# To be done:
Go through the records underneath and write each one out again exactly.

[Data entries for graphics]
** start **

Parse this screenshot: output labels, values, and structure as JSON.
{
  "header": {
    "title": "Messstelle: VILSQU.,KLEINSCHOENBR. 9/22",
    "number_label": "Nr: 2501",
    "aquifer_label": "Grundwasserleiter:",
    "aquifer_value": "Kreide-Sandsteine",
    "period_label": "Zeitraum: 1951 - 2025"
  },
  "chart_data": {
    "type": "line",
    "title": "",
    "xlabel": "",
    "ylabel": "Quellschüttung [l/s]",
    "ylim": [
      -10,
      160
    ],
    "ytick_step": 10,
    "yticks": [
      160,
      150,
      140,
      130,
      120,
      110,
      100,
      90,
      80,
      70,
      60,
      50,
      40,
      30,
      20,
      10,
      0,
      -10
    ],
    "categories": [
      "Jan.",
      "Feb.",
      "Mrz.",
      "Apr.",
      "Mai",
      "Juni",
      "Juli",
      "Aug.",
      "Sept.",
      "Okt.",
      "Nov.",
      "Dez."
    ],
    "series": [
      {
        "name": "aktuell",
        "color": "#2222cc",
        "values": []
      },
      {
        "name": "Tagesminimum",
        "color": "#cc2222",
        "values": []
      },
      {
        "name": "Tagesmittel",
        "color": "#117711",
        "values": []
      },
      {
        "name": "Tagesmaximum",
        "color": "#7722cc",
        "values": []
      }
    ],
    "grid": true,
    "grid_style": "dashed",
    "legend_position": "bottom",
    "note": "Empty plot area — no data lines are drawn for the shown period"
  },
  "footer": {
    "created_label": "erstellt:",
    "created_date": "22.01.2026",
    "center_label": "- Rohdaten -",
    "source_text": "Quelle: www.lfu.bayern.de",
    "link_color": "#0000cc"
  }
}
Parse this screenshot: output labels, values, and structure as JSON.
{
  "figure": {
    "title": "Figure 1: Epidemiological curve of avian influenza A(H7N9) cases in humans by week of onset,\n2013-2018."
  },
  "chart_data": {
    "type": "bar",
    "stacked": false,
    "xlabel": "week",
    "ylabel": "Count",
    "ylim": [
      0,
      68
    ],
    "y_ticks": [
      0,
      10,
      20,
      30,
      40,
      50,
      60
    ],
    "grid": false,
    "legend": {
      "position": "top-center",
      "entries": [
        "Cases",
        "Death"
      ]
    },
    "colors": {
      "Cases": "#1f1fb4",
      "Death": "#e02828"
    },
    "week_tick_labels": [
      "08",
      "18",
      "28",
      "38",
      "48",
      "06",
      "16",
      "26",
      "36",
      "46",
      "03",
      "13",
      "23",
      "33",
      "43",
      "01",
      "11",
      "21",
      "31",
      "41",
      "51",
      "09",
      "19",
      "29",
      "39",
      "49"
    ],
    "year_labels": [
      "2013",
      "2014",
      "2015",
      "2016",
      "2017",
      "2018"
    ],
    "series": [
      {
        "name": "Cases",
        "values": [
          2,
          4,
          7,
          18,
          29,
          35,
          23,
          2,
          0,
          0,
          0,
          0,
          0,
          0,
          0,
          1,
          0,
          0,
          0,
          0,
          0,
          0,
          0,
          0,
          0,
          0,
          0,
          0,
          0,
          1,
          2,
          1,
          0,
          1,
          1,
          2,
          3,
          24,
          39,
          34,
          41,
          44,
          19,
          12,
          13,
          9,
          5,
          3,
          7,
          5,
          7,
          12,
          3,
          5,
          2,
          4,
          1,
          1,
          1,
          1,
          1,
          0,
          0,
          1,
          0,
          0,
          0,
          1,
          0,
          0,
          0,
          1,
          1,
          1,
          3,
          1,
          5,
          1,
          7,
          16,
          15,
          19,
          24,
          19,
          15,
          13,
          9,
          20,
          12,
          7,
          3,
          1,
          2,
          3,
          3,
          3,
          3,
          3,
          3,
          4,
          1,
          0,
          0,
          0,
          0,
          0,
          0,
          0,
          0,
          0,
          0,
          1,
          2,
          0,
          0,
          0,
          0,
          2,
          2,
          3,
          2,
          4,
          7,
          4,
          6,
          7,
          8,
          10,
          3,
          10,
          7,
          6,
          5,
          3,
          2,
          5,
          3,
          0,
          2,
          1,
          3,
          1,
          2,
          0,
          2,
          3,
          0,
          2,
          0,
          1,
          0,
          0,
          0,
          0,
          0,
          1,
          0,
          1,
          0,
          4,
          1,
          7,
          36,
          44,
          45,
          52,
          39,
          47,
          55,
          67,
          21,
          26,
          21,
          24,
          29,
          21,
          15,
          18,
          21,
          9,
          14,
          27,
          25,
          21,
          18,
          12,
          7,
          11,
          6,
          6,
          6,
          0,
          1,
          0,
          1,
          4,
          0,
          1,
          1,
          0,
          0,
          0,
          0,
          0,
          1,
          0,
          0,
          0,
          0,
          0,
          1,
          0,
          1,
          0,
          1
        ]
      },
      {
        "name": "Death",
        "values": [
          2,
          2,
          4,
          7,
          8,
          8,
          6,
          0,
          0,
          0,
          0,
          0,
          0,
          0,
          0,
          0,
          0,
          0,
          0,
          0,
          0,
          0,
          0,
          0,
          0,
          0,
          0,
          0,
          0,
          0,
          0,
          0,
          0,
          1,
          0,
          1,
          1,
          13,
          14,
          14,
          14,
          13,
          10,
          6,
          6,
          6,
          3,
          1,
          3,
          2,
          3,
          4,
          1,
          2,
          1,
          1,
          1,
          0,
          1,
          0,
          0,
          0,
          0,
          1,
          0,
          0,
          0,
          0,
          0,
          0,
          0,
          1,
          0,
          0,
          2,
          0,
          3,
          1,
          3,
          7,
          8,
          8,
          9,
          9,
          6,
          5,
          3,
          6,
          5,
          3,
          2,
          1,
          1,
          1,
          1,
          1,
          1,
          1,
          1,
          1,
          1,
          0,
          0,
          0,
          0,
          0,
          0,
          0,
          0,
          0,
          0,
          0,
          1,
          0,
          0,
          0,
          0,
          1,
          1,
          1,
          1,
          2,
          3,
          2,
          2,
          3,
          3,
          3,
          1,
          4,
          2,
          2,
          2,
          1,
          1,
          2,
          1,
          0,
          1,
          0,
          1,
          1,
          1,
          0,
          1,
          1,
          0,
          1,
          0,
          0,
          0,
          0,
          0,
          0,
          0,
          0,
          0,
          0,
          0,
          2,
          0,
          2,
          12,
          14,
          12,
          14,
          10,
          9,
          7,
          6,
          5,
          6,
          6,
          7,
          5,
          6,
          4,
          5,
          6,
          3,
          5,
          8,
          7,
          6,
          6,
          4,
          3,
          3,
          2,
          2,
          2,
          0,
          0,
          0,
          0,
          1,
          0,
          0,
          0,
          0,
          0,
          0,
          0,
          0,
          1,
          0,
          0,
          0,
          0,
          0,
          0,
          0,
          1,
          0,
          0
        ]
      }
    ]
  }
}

** end **

# Solution below:
Parse this screenshot: output labels, values, and structure as JSON.
{
  "header": {
    "title": "Messstelle: VILSQU.,KLEINSCHOENBR. 9/22",
    "number_label": "Nr: 2501",
    "aquifer_label": "Grundwasserleiter:",
    "aquifer_value": "Kreide-Sandsteine",
    "period_label": "Zeitraum: 1951 - 2025"
  },
  "chart_data": {
    "type": "line",
    "title": "",
    "xlabel": "",
    "ylabel": "Quellschüttung [l/s]",
    "ylim": [
      -10,
      160
    ],
    "ytick_step": 10,
    "yticks": [
      160,
      150,
      140,
      130,
      120,
      110,
      100,
      90,
      80,
      70,
      60,
      50,
      40,
      30,
      20,
      10,
      0,
      -10
    ],
    "categories": [
      "Jan.",
      "Feb.",
      "Mrz.",
      "Apr.",
      "Mai",
      "Juni",
      "Juli",
      "Aug.",
      "Sept.",
      "Okt.",
      "Nov.",
      "Dez."
    ],
    "series": [
      {
        "name": "aktuell",
        "color": "#2222cc",
        "values": []
      },
      {
        "name": "Tagesminimum",
        "color": "#cc2222",
        "values": []
      },
      {
        "name": "Tagesmittel",
        "color": "#117711",
        "values": []
      },
      {
        "name": "Tagesmaximum",
        "color": "#7722cc",
        "values": []
      }
    ],
    "grid": true,
    "grid_style": "dashed",
    "legend_position": "bottom",
    "note": "Empty plot area — no data lines are drawn for the shown period"
  },
  "footer": {
    "created_label": "erstellt:",
    "created_date": "22.01.2026",
    "center_label": "- Rohdaten -",
    "source_text": "Quelle: www.lfu.bayern.de",
    "link_color": "#0000cc"
  }
}
Parse this screenshot: output labels, values, and structure as JSON.
{
  "figure": {
    "title": "Figure 1: Epidemiological curve of avian influenza A(H7N9) cases in humans by week of onset,\n2013-2018."
  },
  "chart_data": {
    "type": "bar",
    "stacked": false,
    "xlabel": "week",
    "ylabel": "Count",
    "ylim": [
      0,
      68
    ],
    "y_ticks": [
      0,
      10,
      20,
      30,
      40,
      50,
      60
    ],
    "grid": false,
    "legend": {
      "position": "top-center",
      "entries": [
        "Cases",
        "Death"
      ]
    },
    "colors": {
      "Cases": "#1f1fb4",
      "Death": "#e02828"
    },
    "week_tick_labels": [
      "08",
      "18",
      "28",
      "38",
      "48",
      "06",
      "16",
      "26",
      "36",
      "46",
      "03",
      "13",
      "23",
      "33",
      "43",
      "01",
      "11",
      "21",
      "31",
      "41",
      "51",
      "09",
      "19",
      "29",
      "39",
      "49"
    ],
    "year_labels": [
      "2013",
      "2014",
      "2015",
      "2016",
      "2017",
      "2018"
    ],
    "series": [
      {
        "name": "Cases",
        "values": [
          2,
          4,
          7,
          18,
          29,
          35,
          23,
          2,
          0,
          0,
          0,
          0,
          0,
          0,
          0,
          1,
          0,
          0,
          0,
          0,
          0,
          0,
          0,
          0,
          0,
          0,
          0,
          0,
          0,
          1,
          2,
          1,
          0,
          1,
          1,
          2,
          3,
          24,
          39,
          34,
          41,
          44,
          19,
          12,
          13,
          9,
          5,
          3,
          7,
          5,
          7,
          12,
          3,
          5,
          2,
          4,
          1,
          1,
          1,
          1,
          1,
          0,
          0,
          1,
          0,
          0,
          0,
          1,
          0,
          0,
          0,
          1,
          1,
          1,
          3,
          1,
          5,
          1,
          7,
          16,
          15,
          19,
          24,
          19,
          15,
          13,
          9,
          20,
          12,
          7,
          3,
          1,
          2,
          3,
          3,
          3,
          3,
          3,
          3,
          4,
          1,
          0,
          0,
          0,
          0,
          0,
          0,
          0,
          0,
          0,
          0,
          1,
          2,
          0,
          0,
          0,
          0,
          2,
          2,
          3,
          2,
          4,
          7,
          4,
          6,
          7,
          8,
          10,
          3,
          10,
          7,
          6,
          5,
          3,
          2,
          5,
          3,
          0,
          2,
          1,
          3,
          1,
          2,
          0,
          2,
          3,
          0,
          2,
          0,
          1,
          0,
          0,
          0,
          0,
          0,
          1,
          0,
          1,
          0,
          4,
          1,
          7,
          36,
          44,
          45,
          52,
          39,
          47,
          55,
          67,
          21,
          26,
          21,
          24,
          29,
          21,
          15,
          18,
          21,
          9,
          14,
          27,
          25,
          21,
          18,
          12,
          7,
          11,
          6,
          6,
          6,
          0,
          1,
          0,
          1,
          4,
          0,
          1,
          1,
          0,
          0,
          0,
          0,
          0,
          1,
          0,
          0,
          0,
          0,
          0,
          1,
          0,
          1,
          0,
          1
        ]
      },
      {
        "name": "Death",
        "values": [
          2,
          2,
          4,
          7,
          8,
          8,
          6,
          0,
          0,
          0,
          0,
          0,
          0,
          0,
          0,
          0,
          0,
          0,
          0,
          0,
          0,
          0,
          0,
          0,
          0,
          0,
          0,
          0,
          0,
          0,
          0,
          0,
          0,
          1,
          0,
          1,
          1,
          13,
          14,
          14,
          14,
          13,
          10,
          6,
          6,
          6,
          3,
          1,
          3,
          2,
          3,
          4,
          1,
          2,
          1,
          1,
          1,
          0,
          1,
          0,
          0,
          0,
          0,
          1,
          0,
          0,
          0,
          0,
          0,
          0,
          0,
          1,
          0,
          0,
          2,
          0,
          3,
          1,
          3,
          7,
          8,
          8,
          9,
          9,
          6,
          5,
          3,
          6,
          5,
          3,
          2,
          1,
          1,
          1,
          1,
          1,
          1,
          1,
          1,
          1,
          1,
          0,
          0,
          0,
          0,
          0,
          0,
          0,
          0,
          0,
          0,
          0,
          1,
          0,
          0,
          0,
          0,
          1,
          1,
          1,
          1,
          2,
          3,
          2,
          2,
          3,
          3,
          3,
          1,
          4,
          2,
          2,
          2,
          1,
          1,
          2,
          1,
          0,
          1,
          0,
          1,
          1,
          1,
          0,
          1,
          1,
          0,
          1,
          0,
          0,
          0,
          0,
          0,
          0,
          0,
          0,
          0,
          0,
          0,
          2,
          0,
          2,
          12,
          14,
          12,
          14,
          10,
          9,
          7,
          6,
          5,
          6,
          6,
          7,
          5,
          6,
          4,
          5,
          6,
          3,
          5,
          8,
          7,
          6,
          6,
          4,
          3,
          3,
          2,
          2,
          2,
          0,
          0,
          0,
          0,
          1,
          0,
          0,
          0,
          0,
          0,
          0,
          0,
          0,
          1,
          0,
          0,
          0,
          0,
          0,
          0,
          0,
          1,
          0,
          0
        ]
      }
    ]
  }
}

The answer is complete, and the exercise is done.